== TASK INPUTS ==
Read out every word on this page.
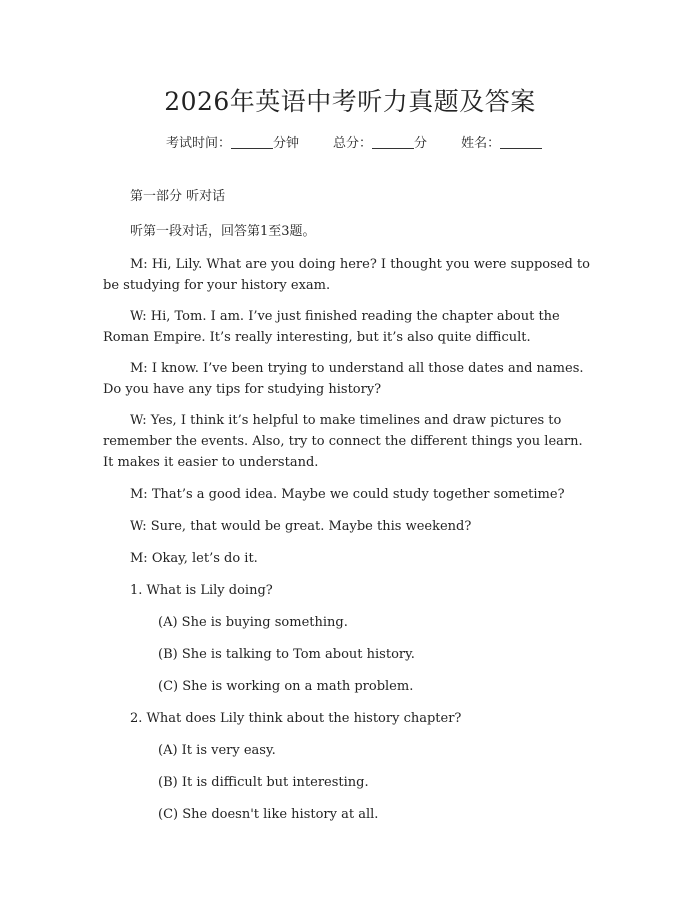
2026年英语中考听力真题及答案
考试时间：	分钟	总分：	分	姓名：

第一部分 听对话

听第一段对话，回答第1至3题。

M: Hi, Lily. What are you doing here? I thought you were supposed to
be studying for your history exam.
W: Hi, Tom. I am. I’ve just finished reading the chapter about the
Roman Empire. It’s really interesting, but it’s also quite difficult.
M: I know. I’ve been trying to understand all those dates and names.
Do you have any tips for studying history?
W: Yes, I think it’s helpful to make timelines and draw pictures to
remember the events. Also, try to connect the different things you learn.
It makes it easier to understand.
M: That’s a good idea. Maybe we could study together sometime?
W: Sure, that would be great. Maybe this weekend?
M: Okay, let’s do it.

1. What is Lily doing?

(A) She is buying something.

(B) She is talking to Tom about history.

(C) She is working on a math problem.

2. What does Lily think about the history chapter?

(A) It is very easy.

(B) It is difficult but interesting.

(C) She doesn't like history at all.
===
→ **TASK DESCRIPTION**: Only lines holding the string "doing" are wanted; gather each one from the entries above.

→ **THE ANSWER**:
M: Hi, Lily. What are you doing here? I thought you were supposed to
1. What is Lily doing?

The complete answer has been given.